§ REQUIRED WORK
Write the listing out again, all of it, word for word.

§ ENTRIES SUPPLIED
· · ·
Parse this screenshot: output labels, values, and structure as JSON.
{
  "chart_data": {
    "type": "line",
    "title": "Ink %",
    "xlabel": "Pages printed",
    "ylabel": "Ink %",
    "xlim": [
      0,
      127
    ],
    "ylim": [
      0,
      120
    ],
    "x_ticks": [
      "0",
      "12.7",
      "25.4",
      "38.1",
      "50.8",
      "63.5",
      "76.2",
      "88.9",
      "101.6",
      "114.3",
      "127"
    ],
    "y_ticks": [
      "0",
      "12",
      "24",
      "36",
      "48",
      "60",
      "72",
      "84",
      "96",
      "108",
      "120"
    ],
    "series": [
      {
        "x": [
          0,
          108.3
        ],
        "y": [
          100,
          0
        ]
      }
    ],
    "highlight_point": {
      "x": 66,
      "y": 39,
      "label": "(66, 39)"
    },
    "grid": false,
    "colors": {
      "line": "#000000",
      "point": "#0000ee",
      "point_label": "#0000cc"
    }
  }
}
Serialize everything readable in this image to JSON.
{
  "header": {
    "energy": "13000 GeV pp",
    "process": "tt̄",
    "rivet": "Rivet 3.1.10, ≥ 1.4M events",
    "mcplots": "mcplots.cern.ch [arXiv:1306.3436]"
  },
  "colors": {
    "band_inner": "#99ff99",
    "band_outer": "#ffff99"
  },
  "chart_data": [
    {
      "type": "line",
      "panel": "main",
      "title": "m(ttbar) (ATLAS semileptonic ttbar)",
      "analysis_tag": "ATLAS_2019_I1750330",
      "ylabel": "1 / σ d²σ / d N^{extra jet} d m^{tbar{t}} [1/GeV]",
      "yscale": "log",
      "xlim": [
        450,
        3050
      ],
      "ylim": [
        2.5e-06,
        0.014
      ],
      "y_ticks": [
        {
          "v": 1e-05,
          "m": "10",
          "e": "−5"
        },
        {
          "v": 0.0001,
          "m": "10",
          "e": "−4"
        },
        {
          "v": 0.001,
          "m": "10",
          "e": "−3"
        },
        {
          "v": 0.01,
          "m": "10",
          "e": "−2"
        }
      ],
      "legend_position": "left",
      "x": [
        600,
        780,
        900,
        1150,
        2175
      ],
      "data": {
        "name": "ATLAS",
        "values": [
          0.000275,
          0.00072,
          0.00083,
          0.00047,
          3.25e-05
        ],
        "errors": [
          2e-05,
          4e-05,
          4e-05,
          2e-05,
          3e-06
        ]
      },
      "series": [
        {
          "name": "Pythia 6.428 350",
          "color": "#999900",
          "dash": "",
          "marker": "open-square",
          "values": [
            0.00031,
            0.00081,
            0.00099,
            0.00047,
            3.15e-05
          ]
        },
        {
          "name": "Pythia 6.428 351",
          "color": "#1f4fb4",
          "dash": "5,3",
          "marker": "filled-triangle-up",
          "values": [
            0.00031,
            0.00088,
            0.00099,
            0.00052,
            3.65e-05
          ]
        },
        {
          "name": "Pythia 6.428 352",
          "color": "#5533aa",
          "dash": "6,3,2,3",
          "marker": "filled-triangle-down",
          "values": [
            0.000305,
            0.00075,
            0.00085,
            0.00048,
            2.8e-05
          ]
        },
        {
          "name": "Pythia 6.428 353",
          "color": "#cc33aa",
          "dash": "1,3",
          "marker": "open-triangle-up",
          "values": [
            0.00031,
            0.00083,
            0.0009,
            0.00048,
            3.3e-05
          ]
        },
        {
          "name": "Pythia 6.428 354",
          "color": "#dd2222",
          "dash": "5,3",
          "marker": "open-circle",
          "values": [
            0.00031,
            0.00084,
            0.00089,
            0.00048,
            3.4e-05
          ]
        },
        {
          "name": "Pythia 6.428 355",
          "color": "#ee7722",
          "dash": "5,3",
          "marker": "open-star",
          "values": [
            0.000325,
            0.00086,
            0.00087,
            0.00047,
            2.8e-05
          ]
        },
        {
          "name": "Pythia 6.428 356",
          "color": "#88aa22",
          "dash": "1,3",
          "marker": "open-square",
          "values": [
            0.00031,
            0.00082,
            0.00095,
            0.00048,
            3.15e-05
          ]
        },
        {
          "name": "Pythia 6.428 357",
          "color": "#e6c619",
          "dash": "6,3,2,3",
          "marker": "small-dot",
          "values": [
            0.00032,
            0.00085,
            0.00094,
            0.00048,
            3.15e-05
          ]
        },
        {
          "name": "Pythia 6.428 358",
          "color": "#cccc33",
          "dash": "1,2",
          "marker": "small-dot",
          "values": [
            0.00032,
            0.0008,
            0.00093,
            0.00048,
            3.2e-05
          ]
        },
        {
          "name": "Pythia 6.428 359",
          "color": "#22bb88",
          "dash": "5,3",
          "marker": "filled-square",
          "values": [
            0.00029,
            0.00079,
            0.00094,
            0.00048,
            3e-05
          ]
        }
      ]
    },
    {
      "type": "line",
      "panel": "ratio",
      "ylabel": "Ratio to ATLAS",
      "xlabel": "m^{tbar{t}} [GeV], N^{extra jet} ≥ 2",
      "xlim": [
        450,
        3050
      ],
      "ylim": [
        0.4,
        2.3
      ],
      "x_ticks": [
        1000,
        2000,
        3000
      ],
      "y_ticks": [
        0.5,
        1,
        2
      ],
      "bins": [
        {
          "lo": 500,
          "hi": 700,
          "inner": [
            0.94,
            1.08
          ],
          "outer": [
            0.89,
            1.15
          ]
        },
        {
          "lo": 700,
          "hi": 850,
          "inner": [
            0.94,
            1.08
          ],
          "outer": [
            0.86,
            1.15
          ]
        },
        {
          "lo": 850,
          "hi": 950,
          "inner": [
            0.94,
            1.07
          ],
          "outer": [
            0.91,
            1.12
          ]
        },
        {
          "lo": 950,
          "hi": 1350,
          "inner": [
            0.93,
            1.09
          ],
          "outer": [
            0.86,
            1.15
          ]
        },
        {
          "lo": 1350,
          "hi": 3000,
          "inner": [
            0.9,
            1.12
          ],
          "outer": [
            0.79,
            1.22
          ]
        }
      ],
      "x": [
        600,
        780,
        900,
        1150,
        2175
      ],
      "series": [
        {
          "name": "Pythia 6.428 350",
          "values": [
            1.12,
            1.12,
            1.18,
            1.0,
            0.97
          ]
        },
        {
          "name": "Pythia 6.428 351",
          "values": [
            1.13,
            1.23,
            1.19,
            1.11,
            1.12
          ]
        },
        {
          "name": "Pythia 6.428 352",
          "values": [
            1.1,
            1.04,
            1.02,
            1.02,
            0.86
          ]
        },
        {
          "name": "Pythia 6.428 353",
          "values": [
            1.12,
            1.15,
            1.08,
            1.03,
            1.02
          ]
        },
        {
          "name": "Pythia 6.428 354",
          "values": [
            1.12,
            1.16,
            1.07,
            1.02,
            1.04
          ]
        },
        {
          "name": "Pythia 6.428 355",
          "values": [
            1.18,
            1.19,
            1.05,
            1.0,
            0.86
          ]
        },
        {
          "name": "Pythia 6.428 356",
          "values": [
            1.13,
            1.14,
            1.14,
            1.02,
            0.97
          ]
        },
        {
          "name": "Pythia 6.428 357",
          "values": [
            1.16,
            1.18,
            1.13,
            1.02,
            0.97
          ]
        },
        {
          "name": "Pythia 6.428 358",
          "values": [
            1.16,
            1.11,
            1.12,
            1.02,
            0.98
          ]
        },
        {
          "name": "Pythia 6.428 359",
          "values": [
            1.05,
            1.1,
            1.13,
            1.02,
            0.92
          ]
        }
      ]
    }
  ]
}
· · ·
§ ANSWER FOR THE TASK
Parse this screenshot: output labels, values, and structure as JSON.
{
  "chart_data": {
    "type": "line",
    "title": "Ink %",
    "xlabel": "Pages printed",
    "ylabel": "Ink %",
    "xlim": [
      0,
      127
    ],
    "ylim": [
      0,
      120
    ],
    "x_ticks": [
      "0",
      "12.7",
      "25.4",
      "38.1",
      "50.8",
      "63.5",
      "76.2",
      "88.9",
      "101.6",
      "114.3",
      "127"
    ],
    "y_ticks": [
      "0",
      "12",
      "24",
      "36",
      "48",
      "60",
      "72",
      "84",
      "96",
      "108",
      "120"
    ],
    "series": [
      {
        "x": [
          0,
          108.3
        ],
        "y": [
          100,
          0
        ]
      }
    ],
    "highlight_point": {
      "x": 66,
      "y": 39,
      "label": "(66, 39)"
    },
    "grid": false,
    "colors": {
      "line": "#000000",
      "point": "#0000ee",
      "point_label": "#0000cc"
    }
  }
}
Serialize everything readable in this image to JSON.
{
  "header": {
    "energy": "13000 GeV pp",
    "process": "tt̄",
    "rivet": "Rivet 3.1.10, ≥ 1.4M events",
    "mcplots": "mcplots.cern.ch [arXiv:1306.3436]"
  },
  "colors": {
    "band_inner": "#99ff99",
    "band_outer": "#ffff99"
  },
  "chart_data": [
    {
      "type": "line",
      "panel": "main",
      "title": "m(ttbar) (ATLAS semileptonic ttbar)",
      "analysis_tag": "ATLAS_2019_I1750330",
      "ylabel": "1 / σ d²σ / d N^{extra jet} d m^{tbar{t}} [1/GeV]",
      "yscale": "log",
      "xlim": [
        450,
        3050
      ],
      "ylim": [
        2.5e-06,
        0.014
      ],
      "y_ticks": [
        {
          "v": 1e-05,
          "m": "10",
          "e": "−5"
        },
        {
          "v": 0.0001,
          "m": "10",
          "e": "−4"
        },
        {
          "v": 0.001,
          "m": "10",
          "e": "−3"
        },
        {
          "v": 0.01,
          "m": "10",
          "e": "−2"
        }
      ],
      "legend_position": "left",
      "x": [
        600,
        780,
        900,
        1150,
        2175
      ],
      "data": {
        "name": "ATLAS",
        "values": [
          0.000275,
          0.00072,
          0.00083,
          0.00047,
          3.25e-05
        ],
        "errors": [
          2e-05,
          4e-05,
          4e-05,
          2e-05,
          3e-06
        ]
      },
      "series": [
        {
          "name": "Pythia 6.428 350",
          "color": "#999900",
          "dash": "",
          "marker": "open-square",
          "values": [
            0.00031,
            0.00081,
            0.00099,
            0.00047,
            3.15e-05
          ]
        },
        {
          "name": "Pythia 6.428 351",
          "color": "#1f4fb4",
          "dash": "5,3",
          "marker": "filled-triangle-up",
          "values": [
            0.00031,
            0.00088,
            0.00099,
            0.00052,
            3.65e-05
          ]
        },
        {
          "name": "Pythia 6.428 352",
          "color": "#5533aa",
          "dash": "6,3,2,3",
          "marker": "filled-triangle-down",
          "values": [
            0.000305,
            0.00075,
            0.00085,
            0.00048,
            2.8e-05
          ]
        },
        {
          "name": "Pythia 6.428 353",
          "color": "#cc33aa",
          "dash": "1,3",
          "marker": "open-triangle-up",
          "values": [
            0.00031,
            0.00083,
            0.0009,
            0.00048,
            3.3e-05
          ]
        },
        {
          "name": "Pythia 6.428 354",
          "color": "#dd2222",
          "dash": "5,3",
          "marker": "open-circle",
          "values": [
            0.00031,
            0.00084,
            0.00089,
            0.00048,
            3.4e-05
          ]
        },
        {
          "name": "Pythia 6.428 355",
          "color": "#ee7722",
          "dash": "5,3",
          "marker": "open-star",
          "values": [
            0.000325,
            0.00086,
            0.00087,
            0.00047,
            2.8e-05
          ]
        },
        {
          "name": "Pythia 6.428 356",
          "color": "#88aa22",
          "dash": "1,3",
          "marker": "open-square",
          "values": [
            0.00031,
            0.00082,
            0.00095,
            0.00048,
            3.15e-05
          ]
        },
        {
          "name": "Pythia 6.428 357",
          "color": "#e6c619",
          "dash": "6,3,2,3",
          "marker": "small-dot",
          "values": [
            0.00032,
            0.00085,
            0.00094,
            0.00048,
            3.15e-05
          ]
        },
        {
          "name": "Pythia 6.428 358",
          "color": "#cccc33",
          "dash": "1,2",
          "marker": "small-dot",
          "values": [
            0.00032,
            0.0008,
            0.00093,
            0.00048,
            3.2e-05
          ]
        },
        {
          "name": "Pythia 6.428 359",
          "color": "#22bb88",
          "dash": "5,3",
          "marker": "filled-square",
          "values": [
            0.00029,
            0.00079,
            0.00094,
            0.00048,
            3e-05
          ]
        }
      ]
    },
    {
      "type": "line",
      "panel": "ratio",
      "ylabel": "Ratio to ATLAS",
      "xlabel": "m^{tbar{t}} [GeV], N^{extra jet} ≥ 2",
      "xlim": [
        450,
        3050
      ],
      "ylim": [
        0.4,
        2.3
      ],
      "x_ticks": [
        1000,
        2000,
        3000
      ],
      "y_ticks": [
        0.5,
        1,
        2
      ],
      "bins": [
        {
          "lo": 500,
          "hi": 700,
          "inner": [
            0.94,
            1.08
          ],
          "outer": [
            0.89,
            1.15
          ]
        },
        {
          "lo": 700,
          "hi": 850,
          "inner": [
            0.94,
            1.08
          ],
          "outer": [
            0.86,
            1.15
          ]
        },
        {
          "lo": 850,
          "hi": 950,
          "inner": [
            0.94,
            1.07
          ],
          "outer": [
            0.91,
            1.12
          ]
        },
        {
          "lo": 950,
          "hi": 1350,
          "inner": [
            0.93,
            1.09
          ],
          "outer": [
            0.86,
            1.15
          ]
        },
        {
          "lo": 1350,
          "hi": 3000,
          "inner": [
            0.9,
            1.12
          ],
          "outer": [
            0.79,
            1.22
          ]
        }
      ],
      "x": [
        600,
        780,
        900,
        1150,
        2175
      ],
      "series": [
        {
          "name": "Pythia 6.428 350",
          "values": [
            1.12,
            1.12,
            1.18,
            1.0,
            0.97
          ]
        },
        {
          "name": "Pythia 6.428 351",
          "values": [
            1.13,
            1.23,
            1.19,
            1.11,
            1.12
          ]
        },
        {
          "name": "Pythia 6.428 352",
          "values": [
            1.1,
            1.04,
            1.02,
            1.02,
            0.86
          ]
        },
        {
          "name": "Pythia 6.428 353",
          "values": [
            1.12,
            1.15,
            1.08,
            1.03,
            1.02
          ]
        },
        {
          "name": "Pythia 6.428 354",
          "values": [
            1.12,
            1.16,
            1.07,
            1.02,
            1.04
          ]
        },
        {
          "name": "Pythia 6.428 355",
          "values": [
            1.18,
            1.19,
            1.05,
            1.0,
            0.86
          ]
        },
        {
          "name": "Pythia 6.428 356",
          "values": [
            1.13,
            1.14,
            1.14,
            1.02,
            0.97
          ]
        },
        {
          "name": "Pythia 6.428 357",
          "values": [
            1.16,
            1.18,
            1.13,
            1.02,
            0.97
          ]
        },
        {
          "name": "Pythia 6.428 358",
          "values": [
            1.16,
            1.11,
            1.12,
            1.02,
            0.98
          ]
        },
        {
          "name": "Pythia 6.428 359",
          "values": [
            1.05,
            1.1,
            1.13,
            1.02,
            0.92
          ]
        }
      ]
    }
  ]
}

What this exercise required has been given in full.